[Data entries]

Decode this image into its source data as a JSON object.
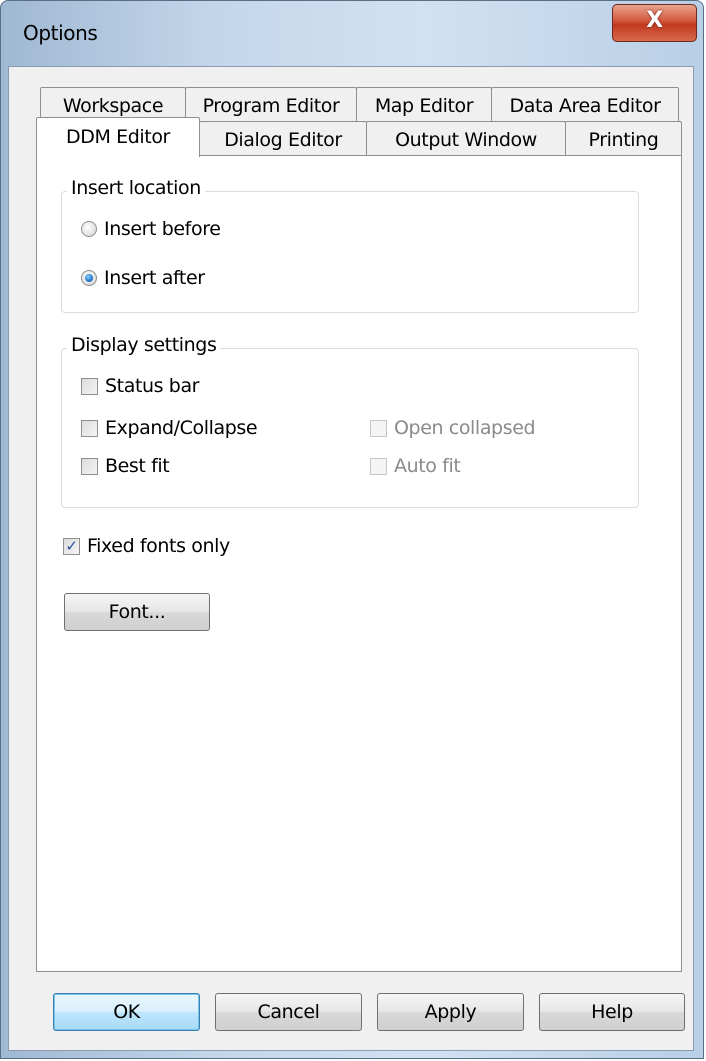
{
  "window": {
    "title": "Options",
    "close_glyph": "X"
  },
  "tabs": {
    "row_top": [
      "Workspace",
      "Program Editor",
      "Map Editor",
      "Data Area Editor"
    ],
    "row_bottom": [
      "DDM Editor",
      "Dialog Editor",
      "Output Window",
      "Printing"
    ],
    "active": "DDM Editor"
  },
  "insert_location": {
    "label": "Insert location",
    "options": [
      {
        "label": "Insert before",
        "checked": false
      },
      {
        "label": "Insert after",
        "checked": true
      }
    ]
  },
  "display_settings": {
    "label": "Display settings",
    "status_bar": {
      "label": "Status bar",
      "checked": false
    },
    "expand_collapse": {
      "label": "Expand/Collapse",
      "checked": false
    },
    "open_collapsed": {
      "label": "Open collapsed",
      "checked": false,
      "enabled": false
    },
    "best_fit": {
      "label": "Best fit",
      "checked": false
    },
    "auto_fit": {
      "label": "Auto fit",
      "checked": false,
      "enabled": false
    }
  },
  "fixed_fonts": {
    "label": "Fixed fonts only",
    "checked": true
  },
  "font_button": "Font...",
  "buttons": {
    "ok": "OK",
    "cancel": "Cancel",
    "apply": "Apply",
    "help": "Help"
  },
  "check_glyph": "✓"
}
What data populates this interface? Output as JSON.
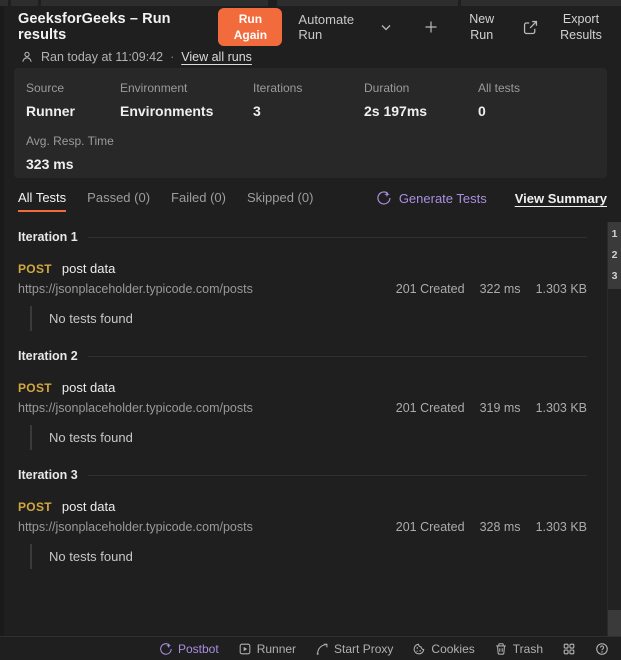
{
  "header": {
    "title": "GeeksforGeeks – Run results",
    "run_again": "Run Again",
    "automate_run": "Automate Run",
    "new_run": "New Run",
    "export_results": "Export Results",
    "ran_at": "Ran today at 11:09:42",
    "separator": "·",
    "view_all_runs": "View all runs"
  },
  "summary": {
    "columns": [
      {
        "label": "Source",
        "value": "Runner"
      },
      {
        "label": "Environment",
        "value": "Environments"
      },
      {
        "label": "Iterations",
        "value": "3"
      },
      {
        "label": "Duration",
        "value": "2s 197ms"
      },
      {
        "label": "All tests",
        "value": "0"
      }
    ],
    "avg_resp": {
      "label": "Avg. Resp. Time",
      "value": "323 ms"
    }
  },
  "tabs": [
    {
      "label": "All Tests",
      "active": true
    },
    {
      "label": "Passed (0)",
      "active": false
    },
    {
      "label": "Failed (0)",
      "active": false
    },
    {
      "label": "Skipped (0)",
      "active": false
    }
  ],
  "actions": {
    "generate_tests": "Generate Tests",
    "view_summary": "View Summary"
  },
  "iterations": [
    {
      "title": "Iteration 1",
      "method": "POST",
      "request_name": "post data",
      "url": "https://jsonplaceholder.typicode.com/posts",
      "status": "201 Created",
      "time": "322 ms",
      "size": "1.303 KB",
      "empty_message": "No tests found"
    },
    {
      "title": "Iteration 2",
      "method": "POST",
      "request_name": "post data",
      "url": "https://jsonplaceholder.typicode.com/posts",
      "status": "201 Created",
      "time": "319 ms",
      "size": "1.303 KB",
      "empty_message": "No tests found"
    },
    {
      "title": "Iteration 3",
      "method": "POST",
      "request_name": "post data",
      "url": "https://jsonplaceholder.typicode.com/posts",
      "status": "201 Created",
      "time": "328 ms",
      "size": "1.303 KB",
      "empty_message": "No tests found"
    }
  ],
  "scroll_markers": [
    "1",
    "2",
    "3"
  ],
  "statusbar": {
    "postbot": "Postbot",
    "runner": "Runner",
    "start_proxy": "Start Proxy",
    "cookies": "Cookies",
    "trash": "Trash"
  },
  "colors": {
    "accent_orange": "#f26b3c",
    "method_post": "#d3a73f",
    "accent_purple": "#a98ee0"
  }
}
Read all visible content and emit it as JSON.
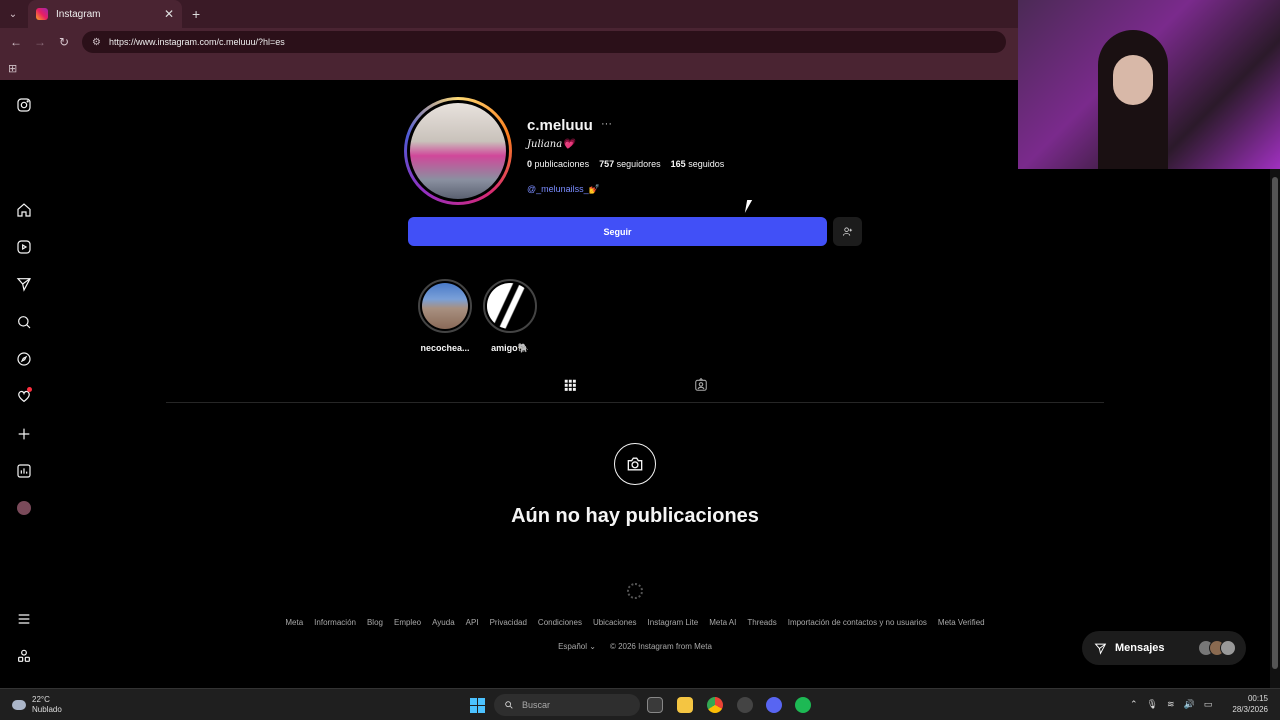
{
  "browser": {
    "tab_title": "Instagram",
    "url": "https://www.instagram.com/c.meluuu/?hl=es",
    "tab_close": "✕",
    "new_tab": "+"
  },
  "profile": {
    "username": "c.meluuu",
    "more": "···",
    "full_name": "Juliana💗",
    "posts_count": "0",
    "posts_label": "publicaciones",
    "followers_count": "757",
    "followers_label": "seguidores",
    "following_count": "165",
    "following_label": "seguidos",
    "linked_handle": "@_melunailss_💅",
    "follow_label": "Seguir"
  },
  "highlights": [
    {
      "label": "necochea..."
    },
    {
      "label": "amigo🐘"
    }
  ],
  "empty_state": {
    "title": "Aún no hay publicaciones"
  },
  "footer": {
    "links": [
      "Meta",
      "Información",
      "Blog",
      "Empleo",
      "Ayuda",
      "API",
      "Privacidad",
      "Condiciones",
      "Ubicaciones",
      "Instagram Lite",
      "Meta AI",
      "Threads",
      "Importación de contactos y no usuarios",
      "Meta Verified"
    ],
    "language": "Español",
    "copyright": "© 2026 Instagram from Meta"
  },
  "messages": {
    "label": "Mensajes"
  },
  "taskbar": {
    "temperature": "22°C",
    "weather": "Nublado",
    "search_placeholder": "Buscar",
    "time": "00:15",
    "date": "28/3/2026"
  },
  "colors": {
    "follow_button": "#4150f7",
    "link": "#7a8cff",
    "notification": "#ff3040"
  }
}
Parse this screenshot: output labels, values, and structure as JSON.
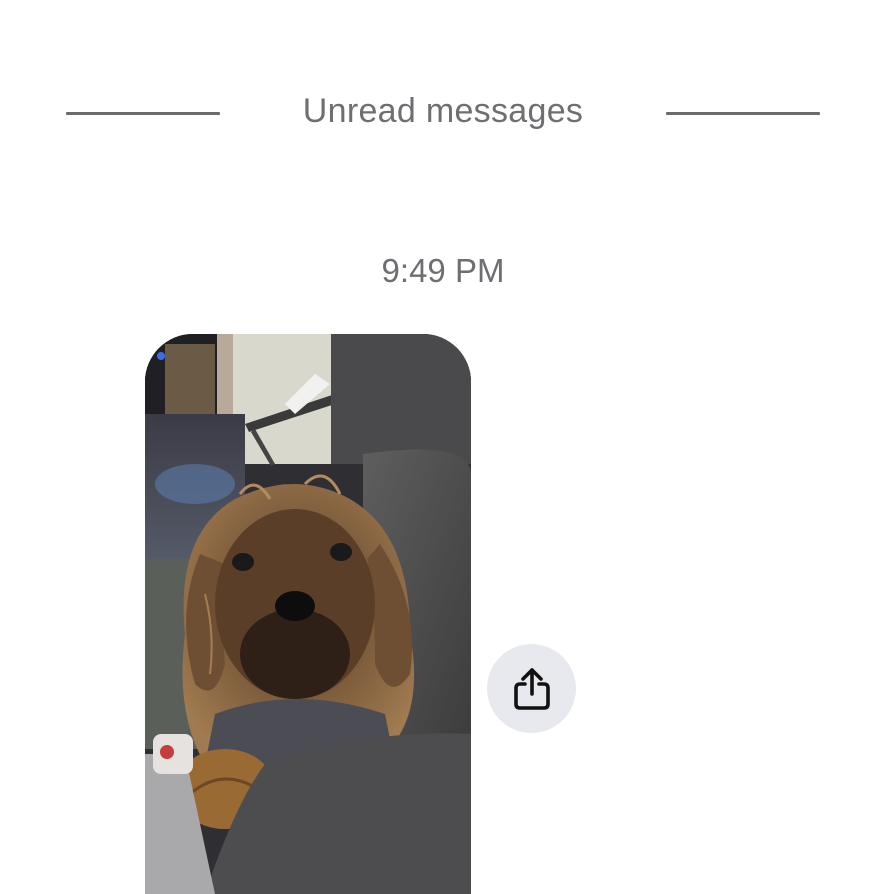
{
  "conversation": {
    "divider": {
      "label": "Unread messages"
    },
    "timestamp": "9:49 PM",
    "messages": [
      {
        "type": "photo",
        "image_icon": "dog-photo",
        "share_icon": "share-icon"
      }
    ]
  },
  "colors": {
    "background": "#ffffff",
    "secondary_text": "#6e6e73",
    "divider": "#6b6b6b",
    "share_button_bg": "#e8e9ee"
  }
}
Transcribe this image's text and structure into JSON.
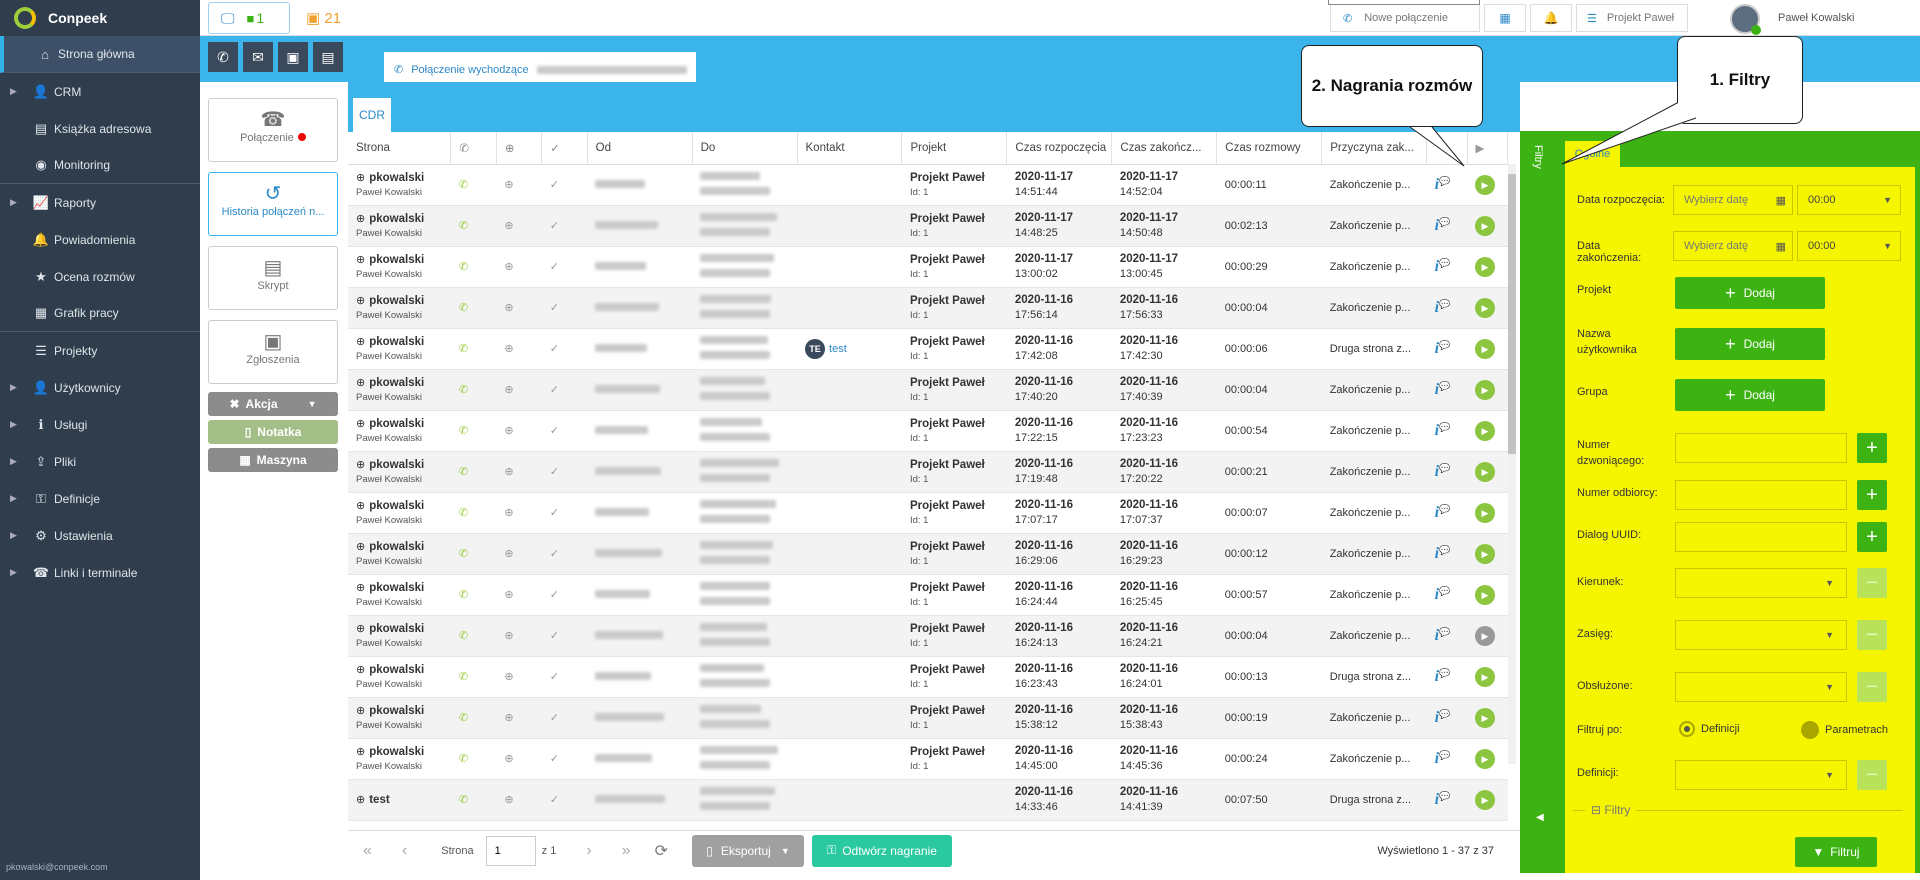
{
  "app": {
    "brand": "Conpeek",
    "user_email": "pkowalski@conpeek.com"
  },
  "sidebar": {
    "items": [
      {
        "label": "Strona główna",
        "icon": "home-icon",
        "active": true
      },
      {
        "label": "CRM",
        "icon": "person-icon",
        "expandable": true
      },
      {
        "label": "Książka adresowa",
        "icon": "address-book-icon"
      },
      {
        "label": "Monitoring",
        "icon": "eye-icon"
      },
      {
        "label": "Raporty",
        "icon": "chart-icon",
        "expandable": true
      },
      {
        "label": "Powiadomienia",
        "icon": "bell-icon"
      },
      {
        "label": "Ocena rozmów",
        "icon": "star-icon"
      },
      {
        "label": "Grafik pracy",
        "icon": "calendar-icon"
      },
      {
        "label": "Projekty",
        "icon": "list-icon"
      },
      {
        "label": "Użytkownicy",
        "icon": "users-icon",
        "expandable": true
      },
      {
        "label": "Usługi",
        "icon": "info-icon",
        "expandable": true
      },
      {
        "label": "Pliki",
        "icon": "upload-icon",
        "expandable": true
      },
      {
        "label": "Definicje",
        "icon": "key-icon",
        "expandable": true
      },
      {
        "label": "Ustawienia",
        "icon": "gears-icon",
        "expandable": true
      },
      {
        "label": "Linki i terminale",
        "icon": "phone-icon",
        "expandable": true
      }
    ]
  },
  "topbar": {
    "monitor_count": "1",
    "ticket_count": "21",
    "new_call": "Nowe połączenie",
    "project": "Projekt Paweł",
    "user_name": "Paweł Kowalski"
  },
  "call_tab": {
    "label": "Połączenie wychodzące"
  },
  "actions": {
    "call": "Połączenie",
    "history": "Historia połączeń n...",
    "script": "Skrypt",
    "tickets": "Zgłoszenia",
    "action": "Akcja",
    "note": "Notatka",
    "machine": "Maszyna"
  },
  "cdr": {
    "tab": "CDR",
    "columns": [
      "Strona",
      "",
      "",
      "",
      "Od",
      "Do",
      "Kontakt",
      "Projekt",
      "Czas rozpoczęcia",
      "Czas zakończ...",
      "Czas rozmowy",
      "Przyczyna zak..."
    ],
    "rows": [
      {
        "user": "pkowalski",
        "name": "Paweł Kowalski",
        "project": "Projekt Paweł",
        "pid": "Id: 1",
        "sd": "2020-11-17",
        "st": "14:51:44",
        "ed": "2020-11-17",
        "et": "14:52:04",
        "dur": "00:00:11",
        "reason": "Zakończenie p...",
        "contact": "",
        "play": "green"
      },
      {
        "user": "pkowalski",
        "name": "Paweł Kowalski",
        "project": "Projekt Paweł",
        "pid": "Id: 1",
        "sd": "2020-11-17",
        "st": "14:48:25",
        "ed": "2020-11-17",
        "et": "14:50:48",
        "dur": "00:02:13",
        "reason": "Zakończenie p...",
        "contact": "",
        "play": "green"
      },
      {
        "user": "pkowalski",
        "name": "Paweł Kowalski",
        "project": "Projekt Paweł",
        "pid": "Id: 1",
        "sd": "2020-11-17",
        "st": "13:00:02",
        "ed": "2020-11-17",
        "et": "13:00:45",
        "dur": "00:00:29",
        "reason": "Zakończenie p...",
        "contact": "",
        "play": "green"
      },
      {
        "user": "pkowalski",
        "name": "Paweł Kowalski",
        "project": "Projekt Paweł",
        "pid": "Id: 1",
        "sd": "2020-11-16",
        "st": "17:56:14",
        "ed": "2020-11-16",
        "et": "17:56:33",
        "dur": "00:00:04",
        "reason": "Zakończenie p...",
        "contact": "",
        "play": "green"
      },
      {
        "user": "pkowalski",
        "name": "Paweł Kowalski",
        "project": "Projekt Paweł",
        "pid": "Id: 1",
        "sd": "2020-11-16",
        "st": "17:42:08",
        "ed": "2020-11-16",
        "et": "17:42:30",
        "dur": "00:00:06",
        "reason": "Druga strona z...",
        "contact": "test",
        "contact_initials": "TE",
        "play": "green"
      },
      {
        "user": "pkowalski",
        "name": "Paweł Kowalski",
        "project": "Projekt Paweł",
        "pid": "Id: 1",
        "sd": "2020-11-16",
        "st": "17:40:20",
        "ed": "2020-11-16",
        "et": "17:40:39",
        "dur": "00:00:04",
        "reason": "Zakończenie p...",
        "contact": "",
        "play": "green"
      },
      {
        "user": "pkowalski",
        "name": "Paweł Kowalski",
        "project": "Projekt Paweł",
        "pid": "Id: 1",
        "sd": "2020-11-16",
        "st": "17:22:15",
        "ed": "2020-11-16",
        "et": "17:23:23",
        "dur": "00:00:54",
        "reason": "Zakończenie p...",
        "contact": "",
        "play": "green"
      },
      {
        "user": "pkowalski",
        "name": "Paweł Kowalski",
        "project": "Projekt Paweł",
        "pid": "Id: 1",
        "sd": "2020-11-16",
        "st": "17:19:48",
        "ed": "2020-11-16",
        "et": "17:20:22",
        "dur": "00:00:21",
        "reason": "Zakończenie p...",
        "contact": "",
        "play": "green"
      },
      {
        "user": "pkowalski",
        "name": "Paweł Kowalski",
        "project": "Projekt Paweł",
        "pid": "Id: 1",
        "sd": "2020-11-16",
        "st": "17:07:17",
        "ed": "2020-11-16",
        "et": "17:07:37",
        "dur": "00:00:07",
        "reason": "Zakończenie p...",
        "contact": "",
        "play": "green"
      },
      {
        "user": "pkowalski",
        "name": "Paweł Kowalski",
        "project": "Projekt Paweł",
        "pid": "Id: 1",
        "sd": "2020-11-16",
        "st": "16:29:06",
        "ed": "2020-11-16",
        "et": "16:29:23",
        "dur": "00:00:12",
        "reason": "Zakończenie p...",
        "contact": "",
        "play": "green"
      },
      {
        "user": "pkowalski",
        "name": "Paweł Kowalski",
        "project": "Projekt Paweł",
        "pid": "Id: 1",
        "sd": "2020-11-16",
        "st": "16:24:44",
        "ed": "2020-11-16",
        "et": "16:25:45",
        "dur": "00:00:57",
        "reason": "Zakończenie p...",
        "contact": "",
        "play": "green"
      },
      {
        "user": "pkowalski",
        "name": "Paweł Kowalski",
        "project": "Projekt Paweł",
        "pid": "Id: 1",
        "sd": "2020-11-16",
        "st": "16:24:13",
        "ed": "2020-11-16",
        "et": "16:24:21",
        "dur": "00:00:04",
        "reason": "Zakończenie p...",
        "contact": "",
        "play": "gray"
      },
      {
        "user": "pkowalski",
        "name": "Paweł Kowalski",
        "project": "Projekt Paweł",
        "pid": "Id: 1",
        "sd": "2020-11-16",
        "st": "16:23:43",
        "ed": "2020-11-16",
        "et": "16:24:01",
        "dur": "00:00:13",
        "reason": "Druga strona z...",
        "contact": "",
        "play": "green"
      },
      {
        "user": "pkowalski",
        "name": "Paweł Kowalski",
        "project": "Projekt Paweł",
        "pid": "Id: 1",
        "sd": "2020-11-16",
        "st": "15:38:12",
        "ed": "2020-11-16",
        "et": "15:38:43",
        "dur": "00:00:19",
        "reason": "Zakończenie p...",
        "contact": "",
        "play": "green"
      },
      {
        "user": "pkowalski",
        "name": "Paweł Kowalski",
        "project": "Projekt Paweł",
        "pid": "Id: 1",
        "sd": "2020-11-16",
        "st": "14:45:00",
        "ed": "2020-11-16",
        "et": "14:45:36",
        "dur": "00:00:24",
        "reason": "Zakończenie p...",
        "contact": "",
        "play": "green"
      },
      {
        "user": "test",
        "name": "",
        "project": "",
        "pid": "",
        "sd": "2020-11-16",
        "st": "14:33:46",
        "ed": "2020-11-16",
        "et": "14:41:39",
        "dur": "00:07:50",
        "reason": "Druga strona z...",
        "contact": "",
        "play": "green"
      }
    ],
    "footer": {
      "page_label": "Strona",
      "page": "1",
      "of": "z 1",
      "export": "Eksportuj",
      "play_recording": "Odtwórz nagranie",
      "summary": "Wyświetlono 1 - 37 z 37"
    }
  },
  "filters": {
    "vertical_tab": "Filtry",
    "tab": "Ogólne",
    "start_label": "Data rozpoczęcia:",
    "end_label": "Data zakończenia:",
    "date_placeholder": "Wybierz datę",
    "time_value": "00:00",
    "project_label": "Projekt",
    "username_label": "Nazwa użytkownika",
    "group_label": "Grupa",
    "add": "Dodaj",
    "caller_label": "Numer dzwoniącego:",
    "callee_label": "Numer odbiorcy:",
    "uuid_label": "Dialog UUID:",
    "direction_label": "Kierunek:",
    "range_label": "Zasięg:",
    "handled_label": "Obsłużone:",
    "filter_by_label": "Filtruj po:",
    "opt_definitions": "Definicji",
    "opt_params": "Parametrach",
    "definitions_label": "Definicji:",
    "section": "Filtry",
    "apply": "Filtruj"
  },
  "annotations": {
    "filters": "1. Filtry",
    "recordings": "2. Nagrania rozmów"
  }
}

EXERCISE
Give the number of lines in the entries that hold the word "Editor", and nothing else.

OUTPUT FOR THIS EXERCISE
6